* **Recorded data**
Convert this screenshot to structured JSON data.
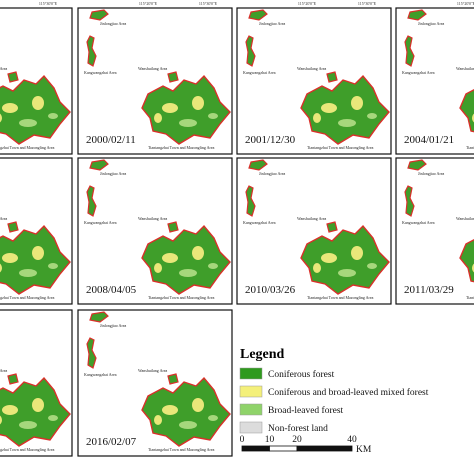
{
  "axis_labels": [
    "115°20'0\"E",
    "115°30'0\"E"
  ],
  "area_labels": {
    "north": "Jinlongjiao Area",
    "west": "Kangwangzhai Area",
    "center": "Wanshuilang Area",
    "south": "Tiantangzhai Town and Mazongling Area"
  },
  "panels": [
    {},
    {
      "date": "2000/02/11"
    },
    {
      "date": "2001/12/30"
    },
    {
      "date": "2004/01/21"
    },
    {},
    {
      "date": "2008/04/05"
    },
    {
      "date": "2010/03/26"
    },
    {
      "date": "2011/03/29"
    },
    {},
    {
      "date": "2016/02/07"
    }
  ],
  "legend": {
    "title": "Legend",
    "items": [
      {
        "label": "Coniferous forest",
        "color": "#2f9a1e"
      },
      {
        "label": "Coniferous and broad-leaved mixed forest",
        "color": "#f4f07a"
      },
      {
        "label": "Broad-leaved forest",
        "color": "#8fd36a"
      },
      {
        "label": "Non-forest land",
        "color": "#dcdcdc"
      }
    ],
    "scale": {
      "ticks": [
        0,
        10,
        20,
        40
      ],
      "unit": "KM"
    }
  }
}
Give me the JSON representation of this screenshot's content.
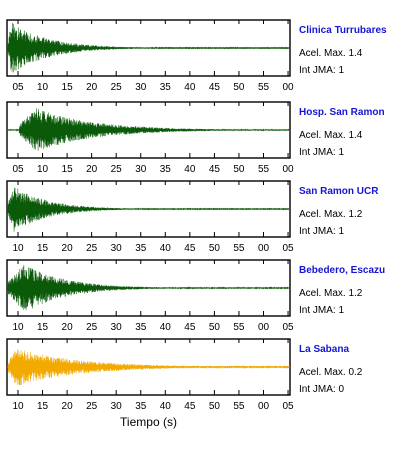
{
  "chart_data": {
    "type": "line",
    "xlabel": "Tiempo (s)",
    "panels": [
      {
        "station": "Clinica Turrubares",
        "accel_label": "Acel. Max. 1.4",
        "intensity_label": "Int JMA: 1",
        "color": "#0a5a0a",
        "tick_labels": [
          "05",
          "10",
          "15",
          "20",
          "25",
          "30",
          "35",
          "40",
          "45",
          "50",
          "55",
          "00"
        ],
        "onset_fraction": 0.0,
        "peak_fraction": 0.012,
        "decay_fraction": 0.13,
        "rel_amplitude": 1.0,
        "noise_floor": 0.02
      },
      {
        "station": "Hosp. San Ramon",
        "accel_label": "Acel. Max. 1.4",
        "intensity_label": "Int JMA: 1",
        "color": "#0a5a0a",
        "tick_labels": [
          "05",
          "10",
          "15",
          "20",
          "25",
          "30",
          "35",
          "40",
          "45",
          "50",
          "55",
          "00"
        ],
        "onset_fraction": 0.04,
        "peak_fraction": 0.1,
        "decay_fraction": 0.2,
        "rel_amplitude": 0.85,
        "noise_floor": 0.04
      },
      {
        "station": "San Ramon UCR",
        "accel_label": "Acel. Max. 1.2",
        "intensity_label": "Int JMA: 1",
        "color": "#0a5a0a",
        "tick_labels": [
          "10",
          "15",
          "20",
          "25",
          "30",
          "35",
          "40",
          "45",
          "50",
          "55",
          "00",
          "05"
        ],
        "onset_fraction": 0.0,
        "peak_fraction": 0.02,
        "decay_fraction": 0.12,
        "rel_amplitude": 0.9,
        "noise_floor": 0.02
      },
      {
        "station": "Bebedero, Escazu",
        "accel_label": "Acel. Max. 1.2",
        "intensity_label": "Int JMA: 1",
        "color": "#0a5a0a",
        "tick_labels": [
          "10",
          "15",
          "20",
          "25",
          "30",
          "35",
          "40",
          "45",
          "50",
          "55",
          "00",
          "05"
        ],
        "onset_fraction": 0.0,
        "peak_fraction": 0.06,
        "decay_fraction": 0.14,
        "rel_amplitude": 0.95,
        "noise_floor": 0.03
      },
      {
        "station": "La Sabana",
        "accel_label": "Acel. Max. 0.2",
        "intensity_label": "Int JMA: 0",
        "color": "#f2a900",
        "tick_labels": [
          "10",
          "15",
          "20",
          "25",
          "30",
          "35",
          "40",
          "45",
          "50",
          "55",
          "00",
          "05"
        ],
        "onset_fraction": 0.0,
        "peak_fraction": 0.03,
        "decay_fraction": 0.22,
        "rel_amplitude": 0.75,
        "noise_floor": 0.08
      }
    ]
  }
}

* **To be done**
Give back the entries verbatim. Do not include any picture.

* **Output of the exercise**
Convert this screenshot to structured JSON data.
{
  "axis_labels": [
    "115°20'0\"E",
    "115°30'0\"E"
  ],
  "area_labels": {
    "north": "Jinlongjiao Area",
    "west": "Kangwangzhai Area",
    "center": "Wanshuilang Area",
    "south": "Tiantangzhai Town and Mazongling Area"
  },
  "panels": [
    {},
    {
      "date": "2000/02/11"
    },
    {
      "date": "2001/12/30"
    },
    {
      "date": "2004/01/21"
    },
    {},
    {
      "date": "2008/04/05"
    },
    {
      "date": "2010/03/26"
    },
    {
      "date": "2011/03/29"
    },
    {},
    {
      "date": "2016/02/07"
    }
  ],
  "legend": {
    "title": "Legend",
    "items": [
      {
        "label": "Coniferous forest",
        "color": "#2f9a1e"
      },
      {
        "label": "Coniferous and broad-leaved mixed forest",
        "color": "#f4f07a"
      },
      {
        "label": "Broad-leaved forest",
        "color": "#8fd36a"
      },
      {
        "label": "Non-forest land",
        "color": "#dcdcdc"
      }
    ],
    "scale": {
      "ticks": [
        0,
        10,
        20,
        40
      ],
      "unit": "KM"
    }
  }
}
Give me the JSON representation of this screenshot's content.
{
  "chart_data": {
    "type": "line",
    "xlabel": "Tiempo (s)",
    "panels": [
      {
        "station": "Clinica Turrubares",
        "accel_label": "Acel. Max. 1.4",
        "intensity_label": "Int JMA: 1",
        "color": "#0a5a0a",
        "tick_labels": [
          "05",
          "10",
          "15",
          "20",
          "25",
          "30",
          "35",
          "40",
          "45",
          "50",
          "55",
          "00"
        ],
        "onset_fraction": 0.0,
        "peak_fraction": 0.012,
        "decay_fraction": 0.13,
        "rel_amplitude": 1.0,
        "noise_floor": 0.02
      },
      {
        "station": "Hosp. San Ramon",
        "accel_label": "Acel. Max. 1.4",
        "intensity_label": "Int JMA: 1",
        "color": "#0a5a0a",
        "tick_labels": [
          "05",
          "10",
          "15",
          "20",
          "25",
          "30",
          "35",
          "40",
          "45",
          "50",
          "55",
          "00"
        ],
        "onset_fraction": 0.04,
        "peak_fraction": 0.1,
        "decay_fraction": 0.2,
        "rel_amplitude": 0.85,
        "noise_floor": 0.04
      },
      {
        "station": "San Ramon UCR",
        "accel_label": "Acel. Max. 1.2",
        "intensity_label": "Int JMA: 1",
        "color": "#0a5a0a",
        "tick_labels": [
          "10",
          "15",
          "20",
          "25",
          "30",
          "35",
          "40",
          "45",
          "50",
          "55",
          "00",
          "05"
        ],
        "onset_fraction": 0.0,
        "peak_fraction": 0.02,
        "decay_fraction": 0.12,
        "rel_amplitude": 0.9,
        "noise_floor": 0.02
      },
      {
        "station": "Bebedero, Escazu",
        "accel_label": "Acel. Max. 1.2",
        "intensity_label": "Int JMA: 1",
        "color": "#0a5a0a",
        "tick_labels": [
          "10",
          "15",
          "20",
          "25",
          "30",
          "35",
          "40",
          "45",
          "50",
          "55",
          "00",
          "05"
        ],
        "onset_fraction": 0.0,
        "peak_fraction": 0.06,
        "decay_fraction": 0.14,
        "rel_amplitude": 0.95,
        "noise_floor": 0.03
      },
      {
        "station": "La Sabana",
        "accel_label": "Acel. Max. 0.2",
        "intensity_label": "Int JMA: 0",
        "color": "#f2a900",
        "tick_labels": [
          "10",
          "15",
          "20",
          "25",
          "30",
          "35",
          "40",
          "45",
          "50",
          "55",
          "00",
          "05"
        ],
        "onset_fraction": 0.0,
        "peak_fraction": 0.03,
        "decay_fraction": 0.22,
        "rel_amplitude": 0.75,
        "noise_floor": 0.08
      }
    ]
  }
}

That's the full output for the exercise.